— START —
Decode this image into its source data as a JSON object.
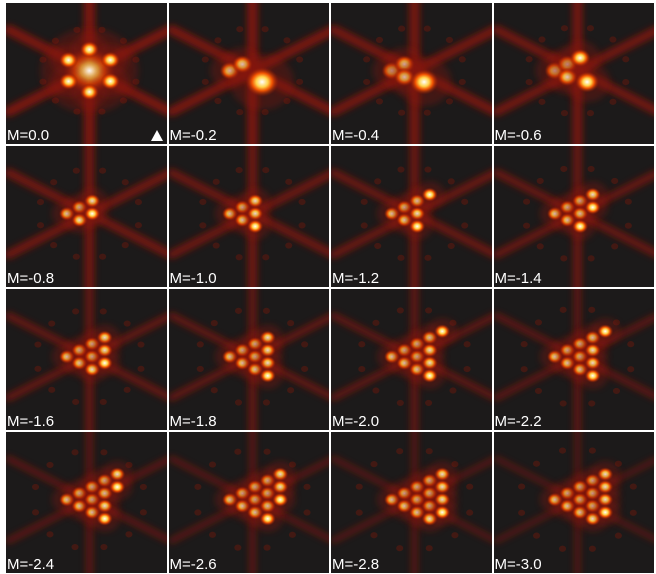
{
  "panels": [
    {
      "label": "M=0.0"
    },
    {
      "label": "M=-0.2"
    },
    {
      "label": "M=-0.4"
    },
    {
      "label": "M=-0.6"
    },
    {
      "label": "M=-0.8"
    },
    {
      "label": "M=-1.0"
    },
    {
      "label": "M=-1.2"
    },
    {
      "label": "M=-1.4"
    },
    {
      "label": "M=-1.6"
    },
    {
      "label": "M=-1.8"
    },
    {
      "label": "M=-2.0"
    },
    {
      "label": "M=-2.2"
    },
    {
      "label": "M=-2.4"
    },
    {
      "label": "M=-2.6"
    },
    {
      "label": "M=-2.8"
    },
    {
      "label": "M=-3.0"
    }
  ],
  "marker_icon": "triangle-up-icon",
  "colors": {
    "background": "#1c1a1a",
    "hot_core": "#ffffff",
    "glow": "#ff5a00",
    "dim": "#8a1808",
    "label": "#ffffff"
  }
}
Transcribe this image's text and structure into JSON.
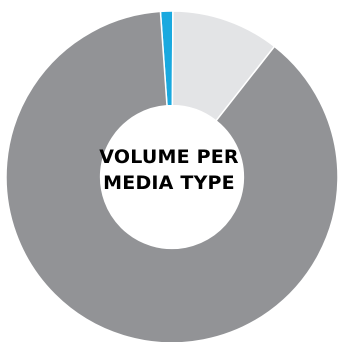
{
  "chart_data": {
    "type": "pie",
    "title_line1": "VOLUME PER",
    "title_line2": "MEDIA TYPE",
    "slices": [
      {
        "value": 1.2,
        "color": "#1aa9df"
      },
      {
        "value": 10.5,
        "color": "#e3e4e6"
      },
      {
        "value": 88.3,
        "color": "#929396"
      }
    ],
    "start_angle_deg": -4,
    "hole_ratio": 0.43
  }
}
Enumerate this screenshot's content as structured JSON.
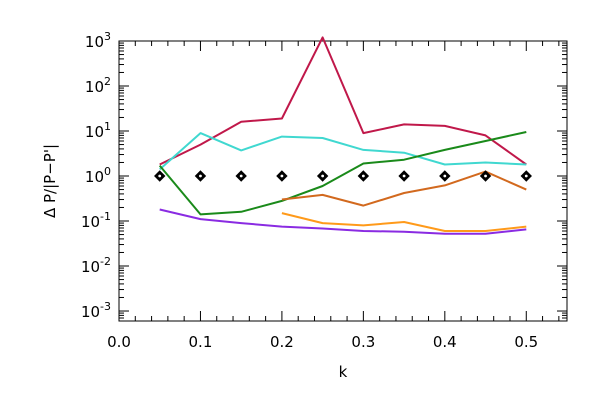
{
  "chart_data": {
    "type": "line",
    "title": "",
    "xlabel": "k",
    "ylabel": "Δ P/|P−P'|",
    "xlim": [
      0.0,
      0.55
    ],
    "ylim": [
      0.0006,
      1000
    ],
    "yscale": "log",
    "grid": false,
    "legend": "none",
    "x_ticks": [
      {
        "v": 0.0,
        "label": "0.0"
      },
      {
        "v": 0.1,
        "label": "0.1"
      },
      {
        "v": 0.2,
        "label": "0.2"
      },
      {
        "v": 0.3,
        "label": "0.3"
      },
      {
        "v": 0.4,
        "label": "0.4"
      },
      {
        "v": 0.5,
        "label": "0.5"
      }
    ],
    "y_ticks": [
      {
        "v": 0.001,
        "base": "10",
        "exp": "-3"
      },
      {
        "v": 0.01,
        "base": "10",
        "exp": "-2"
      },
      {
        "v": 0.1,
        "base": "10",
        "exp": "-1"
      },
      {
        "v": 1,
        "base": "10",
        "exp": "0"
      },
      {
        "v": 10,
        "base": "10",
        "exp": "1"
      },
      {
        "v": 100,
        "base": "10",
        "exp": "2"
      },
      {
        "v": 1000,
        "base": "10",
        "exp": "3"
      }
    ],
    "series": [
      {
        "color": "#c0184a",
        "kind": "line",
        "x": [
          0.05,
          0.1,
          0.15,
          0.2,
          0.25,
          0.3,
          0.35,
          0.4,
          0.45,
          0.5
        ],
        "y": [
          1.8,
          5.0,
          16,
          19,
          1200,
          9,
          14,
          13,
          8,
          1.8
        ]
      },
      {
        "color": "#40d8d0",
        "kind": "line",
        "x": [
          0.05,
          0.1,
          0.15,
          0.2,
          0.25,
          0.3,
          0.35,
          0.4,
          0.45,
          0.5
        ],
        "y": [
          1.4,
          9,
          3.7,
          7.5,
          7,
          3.8,
          3.3,
          1.8,
          2.0,
          1.8
        ]
      },
      {
        "color": "#1a8a1a",
        "kind": "line",
        "x": [
          0.05,
          0.1,
          0.15,
          0.2,
          0.25,
          0.3,
          0.35,
          0.4,
          0.45,
          0.5
        ],
        "y": [
          1.7,
          0.14,
          0.16,
          0.28,
          0.6,
          1.9,
          2.3,
          3.8,
          6.0,
          9.5
        ]
      },
      {
        "color": "#d2691e",
        "kind": "line",
        "x": [
          0.2,
          0.25,
          0.3,
          0.35,
          0.4,
          0.45,
          0.5
        ],
        "y": [
          0.3,
          0.38,
          0.22,
          0.42,
          0.62,
          1.25,
          0.5
        ]
      },
      {
        "color": "#ff9a1a",
        "kind": "line",
        "x": [
          0.2,
          0.25,
          0.3,
          0.35,
          0.4,
          0.45,
          0.5
        ],
        "y": [
          0.15,
          0.09,
          0.08,
          0.095,
          0.06,
          0.06,
          0.075
        ]
      },
      {
        "color": "#8a2be2",
        "kind": "line",
        "x": [
          0.05,
          0.1,
          0.15,
          0.2,
          0.25,
          0.3,
          0.35,
          0.4,
          0.45,
          0.5
        ],
        "y": [
          0.18,
          0.11,
          0.09,
          0.075,
          0.068,
          0.06,
          0.058,
          0.052,
          0.052,
          0.065
        ]
      },
      {
        "color": "#000000",
        "kind": "diamond",
        "x": [
          0.05,
          0.1,
          0.15,
          0.2,
          0.25,
          0.3,
          0.35,
          0.4,
          0.45,
          0.5
        ],
        "y": [
          1,
          1,
          1,
          1,
          1,
          1,
          1,
          1,
          1,
          1
        ]
      }
    ]
  }
}
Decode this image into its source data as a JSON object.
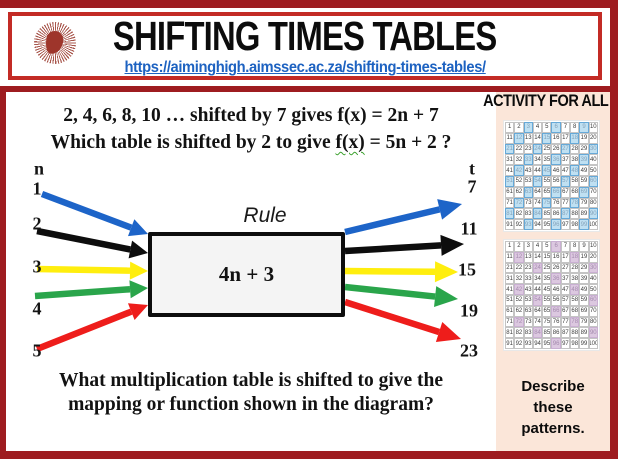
{
  "page": {
    "background": "#ffffff",
    "frame_dark_red": "#9e1c20",
    "header_border_red": "#c32b25",
    "activity_panel_pink": "#fbe6d9"
  },
  "header": {
    "title": "SHIFTING TIMES TABLES",
    "link": "https://aiminghigh.aimssec.ac.za/shifting-times-tables/",
    "logo": "aimssec-sunburst-africa-logo"
  },
  "questions": {
    "line1": "2, 4, 6, 8, 10 … shifted by 7 gives f(x) = 2n + 7",
    "line2_pre": "Which table is shifted by 2 to give ",
    "line2_fx": "f(x)",
    "line2_post": " = 5n + 2 ?",
    "bottom_line1": "What multiplication table is shifted to give the",
    "bottom_line2": "mapping or function shown in the diagram?"
  },
  "diagram": {
    "left_header": "n",
    "right_header": "t",
    "inputs": [
      "1",
      "2",
      "3",
      "4",
      "5"
    ],
    "outputs": [
      "7",
      "11",
      "15",
      "19",
      "23"
    ],
    "rule_label": "Rule",
    "rule_text": "4n + 3",
    "arrow_colors": [
      "#1d64c8",
      "#0d0d0d",
      "#ffee0e",
      "#2aa54b",
      "#ee1d1b"
    ]
  },
  "activity": {
    "title": "ACTIVITY FOR ALL",
    "footer": "Describe these patterns.",
    "grids": [
      {
        "start": 1,
        "count": 100,
        "columns": 10,
        "highlighted": [
          3,
          6,
          9,
          12,
          15,
          18,
          21,
          24,
          27,
          30,
          33,
          36,
          39,
          42,
          45,
          48,
          51,
          54,
          57,
          60,
          63,
          66,
          69,
          72,
          75,
          78,
          81,
          84,
          87,
          90,
          93,
          96,
          99
        ],
        "highlight_fill": "#bfe0f2",
        "highlight_border": "#66a9d8",
        "highlight_text": "#86a3ba",
        "cell_text": "#3d3d3d"
      },
      {
        "start": 1,
        "count": 100,
        "columns": 10,
        "highlighted": [
          6,
          12,
          18,
          24,
          30,
          36,
          42,
          48,
          54,
          60,
          66,
          72,
          78,
          84,
          90,
          96
        ],
        "highlight_fill": "#dcc8e0",
        "highlight_border": "#c9afd2",
        "highlight_text": "#a48bae",
        "cell_text": "#3d3d3d"
      }
    ]
  }
}
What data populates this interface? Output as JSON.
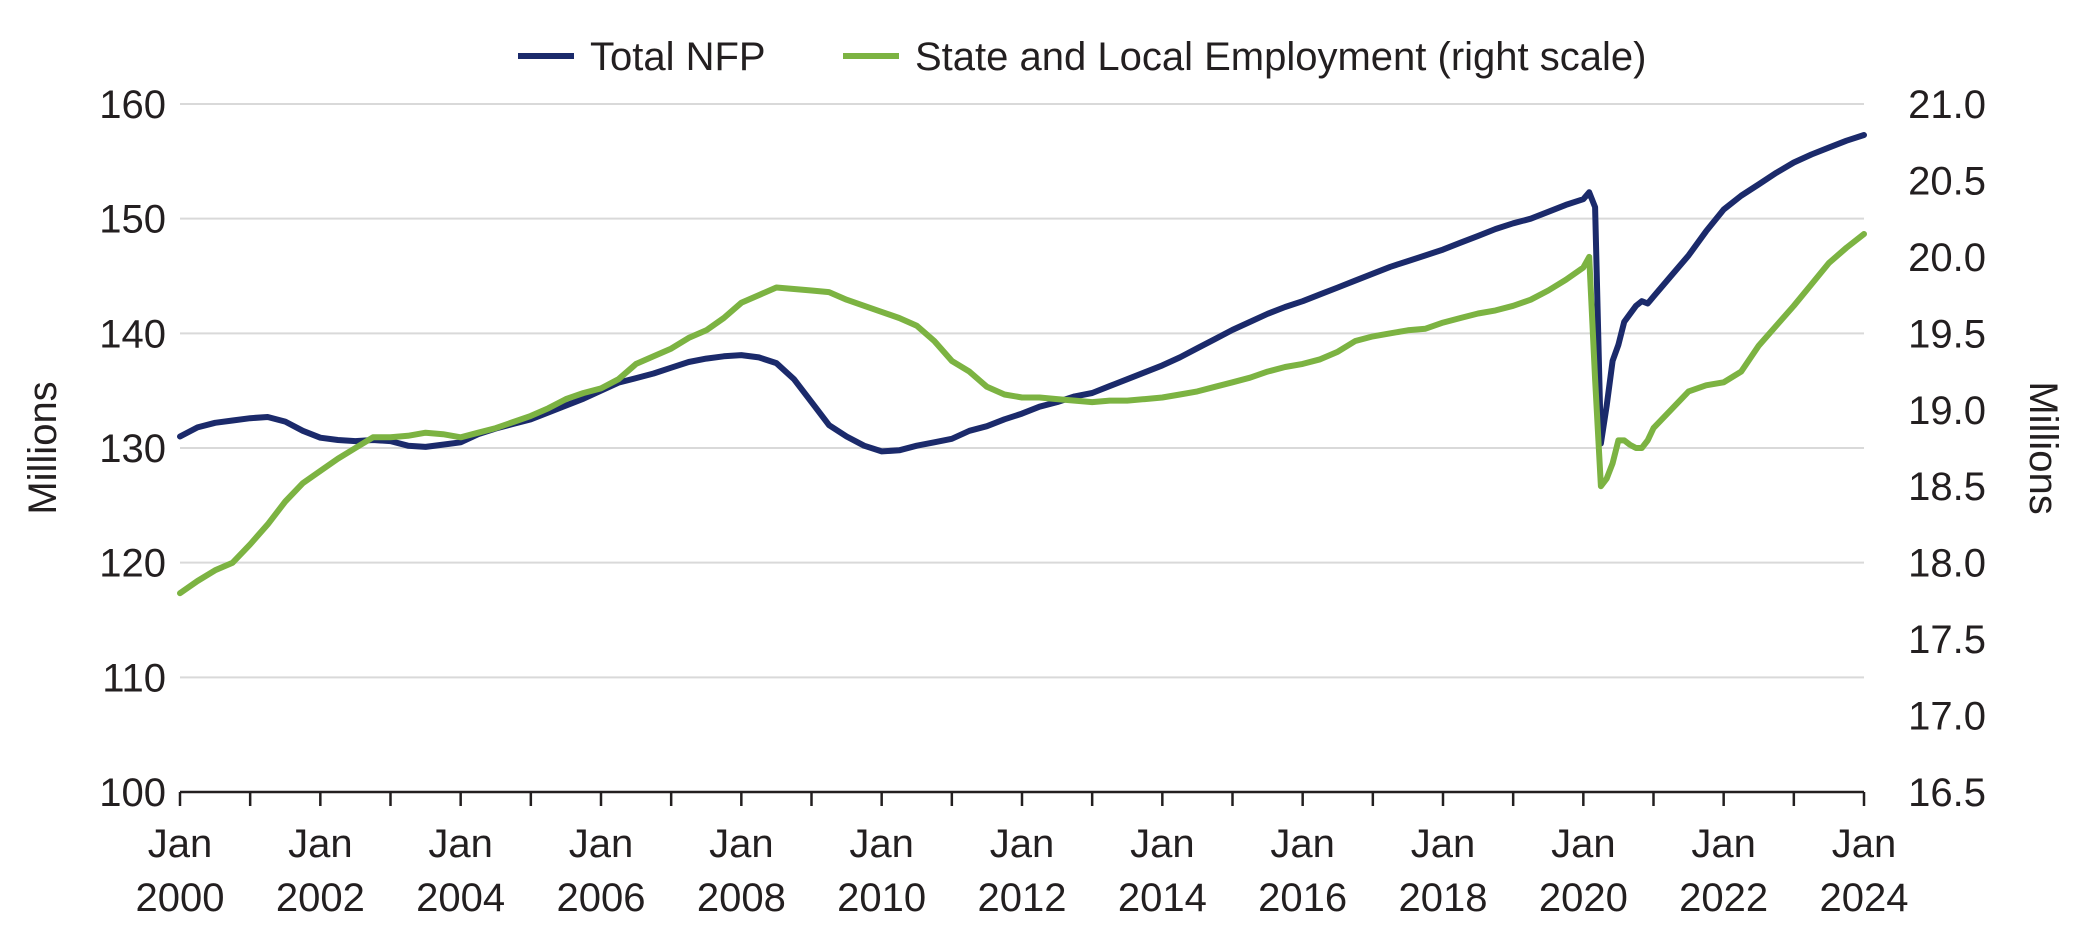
— END —
Exercise directions:
Output the full set of records above without changing a word, and drop the images.

Solved problem:
Decode this image into its source data as a JSON object.
{
  "panels": [
    {
      "label": "M=0.0"
    },
    {
      "label": "M=-0.2"
    },
    {
      "label": "M=-0.4"
    },
    {
      "label": "M=-0.6"
    },
    {
      "label": "M=-0.8"
    },
    {
      "label": "M=-1.0"
    },
    {
      "label": "M=-1.2"
    },
    {
      "label": "M=-1.4"
    },
    {
      "label": "M=-1.6"
    },
    {
      "label": "M=-1.8"
    },
    {
      "label": "M=-2.0"
    },
    {
      "label": "M=-2.2"
    },
    {
      "label": "M=-2.4"
    },
    {
      "label": "M=-2.6"
    },
    {
      "label": "M=-2.8"
    },
    {
      "label": "M=-3.0"
    }
  ],
  "marker_icon": "triangle-up-icon",
  "colors": {
    "background": "#1c1a1a",
    "hot_core": "#ffffff",
    "glow": "#ff5a00",
    "dim": "#8a1808",
    "label": "#ffffff"
  }
}
Transcribe this image's text and structure into JSON.
{
  "chart_data": {
    "type": "pie",
    "title_line1": "VOLUME PER",
    "title_line2": "MEDIA TYPE",
    "slices": [
      {
        "value": 1.2,
        "color": "#1aa9df"
      },
      {
        "value": 10.5,
        "color": "#e3e4e6"
      },
      {
        "value": 88.3,
        "color": "#929396"
      }
    ],
    "start_angle_deg": -4,
    "hole_ratio": 0.43
  }
}
Enumerate this screenshot's content as structured JSON.
{
  "chart_data": {
    "type": "line",
    "title": "",
    "xlabel": "k",
    "ylabel": "Δ P/|P−P'|",
    "xlim": [
      0.0,
      0.55
    ],
    "ylim": [
      0.0006,
      1000
    ],
    "yscale": "log",
    "grid": false,
    "legend": "none",
    "x_ticks": [
      {
        "v": 0.0,
        "label": "0.0"
      },
      {
        "v": 0.1,
        "label": "0.1"
      },
      {
        "v": 0.2,
        "label": "0.2"
      },
      {
        "v": 0.3,
        "label": "0.3"
      },
      {
        "v": 0.4,
        "label": "0.4"
      },
      {
        "v": 0.5,
        "label": "0.5"
      }
    ],
    "y_ticks": [
      {
        "v": 0.001,
        "base": "10",
        "exp": "-3"
      },
      {
        "v": 0.01,
        "base": "10",
        "exp": "-2"
      },
      {
        "v": 0.1,
        "base": "10",
        "exp": "-1"
      },
      {
        "v": 1,
        "base": "10",
        "exp": "0"
      },
      {
        "v": 10,
        "base": "10",
        "exp": "1"
      },
      {
        "v": 100,
        "base": "10",
        "exp": "2"
      },
      {
        "v": 1000,
        "base": "10",
        "exp": "3"
      }
    ],
    "series": [
      {
        "color": "#c0184a",
        "kind": "line",
        "x": [
          0.05,
          0.1,
          0.15,
          0.2,
          0.25,
          0.3,
          0.35,
          0.4,
          0.45,
          0.5
        ],
        "y": [
          1.8,
          5.0,
          16,
          19,
          1200,
          9,
          14,
          13,
          8,
          1.8
        ]
      },
      {
        "color": "#40d8d0",
        "kind": "line",
        "x": [
          0.05,
          0.1,
          0.15,
          0.2,
          0.25,
          0.3,
          0.35,
          0.4,
          0.45,
          0.5
        ],
        "y": [
          1.4,
          9,
          3.7,
          7.5,
          7,
          3.8,
          3.3,
          1.8,
          2.0,
          1.8
        ]
      },
      {
        "color": "#1a8a1a",
        "kind": "line",
        "x": [
          0.05,
          0.1,
          0.15,
          0.2,
          0.25,
          0.3,
          0.35,
          0.4,
          0.45,
          0.5
        ],
        "y": [
          1.7,
          0.14,
          0.16,
          0.28,
          0.6,
          1.9,
          2.3,
          3.8,
          6.0,
          9.5
        ]
      },
      {
        "color": "#d2691e",
        "kind": "line",
        "x": [
          0.2,
          0.25,
          0.3,
          0.35,
          0.4,
          0.45,
          0.5
        ],
        "y": [
          0.3,
          0.38,
          0.22,
          0.42,
          0.62,
          1.25,
          0.5
        ]
      },
      {
        "color": "#ff9a1a",
        "kind": "line",
        "x": [
          0.2,
          0.25,
          0.3,
          0.35,
          0.4,
          0.45,
          0.5
        ],
        "y": [
          0.15,
          0.09,
          0.08,
          0.095,
          0.06,
          0.06,
          0.075
        ]
      },
      {
        "color": "#8a2be2",
        "kind": "line",
        "x": [
          0.05,
          0.1,
          0.15,
          0.2,
          0.25,
          0.3,
          0.35,
          0.4,
          0.45,
          0.5
        ],
        "y": [
          0.18,
          0.11,
          0.09,
          0.075,
          0.068,
          0.06,
          0.058,
          0.052,
          0.052,
          0.065
        ]
      },
      {
        "color": "#000000",
        "kind": "diamond",
        "x": [
          0.05,
          0.1,
          0.15,
          0.2,
          0.25,
          0.3,
          0.35,
          0.4,
          0.45,
          0.5
        ],
        "y": [
          1,
          1,
          1,
          1,
          1,
          1,
          1,
          1,
          1,
          1
        ]
      }
    ]
  }
}
Decode this image into its source data as a JSON object.
{
  "page": {
    "background": "#ffffff",
    "frame_dark_red": "#9e1c20",
    "header_border_red": "#c32b25",
    "activity_panel_pink": "#fbe6d9"
  },
  "header": {
    "title": "SHIFTING TIMES TABLES",
    "link": "https://aiminghigh.aimssec.ac.za/shifting-times-tables/",
    "logo": "aimssec-sunburst-africa-logo"
  },
  "questions": {
    "line1": "2, 4, 6, 8, 10 … shifted by 7 gives f(x) = 2n + 7",
    "line2_pre": "Which table is shifted by 2 to give ",
    "line2_fx": "f(x)",
    "line2_post": " = 5n + 2 ?",
    "bottom_line1": "What multiplication table is shifted to give the",
    "bottom_line2": "mapping or function shown in the diagram?"
  },
  "diagram": {
    "left_header": "n",
    "right_header": "t",
    "inputs": [
      "1",
      "2",
      "3",
      "4",
      "5"
    ],
    "outputs": [
      "7",
      "11",
      "15",
      "19",
      "23"
    ],
    "rule_label": "Rule",
    "rule_text": "4n + 3",
    "arrow_colors": [
      "#1d64c8",
      "#0d0d0d",
      "#ffee0e",
      "#2aa54b",
      "#ee1d1b"
    ]
  },
  "activity": {
    "title": "ACTIVITY FOR ALL",
    "footer": "Describe these patterns.",
    "grids": [
      {
        "start": 1,
        "count": 100,
        "columns": 10,
        "highlighted": [
          3,
          6,
          9,
          12,
          15,
          18,
          21,
          24,
          27,
          30,
          33,
          36,
          39,
          42,
          45,
          48,
          51,
          54,
          57,
          60,
          63,
          66,
          69,
          72,
          75,
          78,
          81,
          84,
          87,
          90,
          93,
          96,
          99
        ],
        "highlight_fill": "#bfe0f2",
        "highlight_border": "#66a9d8",
        "highlight_text": "#86a3ba",
        "cell_text": "#3d3d3d"
      },
      {
        "start": 1,
        "count": 100,
        "columns": 10,
        "highlighted": [
          6,
          12,
          18,
          24,
          30,
          36,
          42,
          48,
          54,
          60,
          66,
          72,
          78,
          84,
          90,
          96
        ],
        "highlight_fill": "#dcc8e0",
        "highlight_border": "#c9afd2",
        "highlight_text": "#a48bae",
        "cell_text": "#3d3d3d"
      }
    ]
  }
}
What data populates this interface? Output as JSON.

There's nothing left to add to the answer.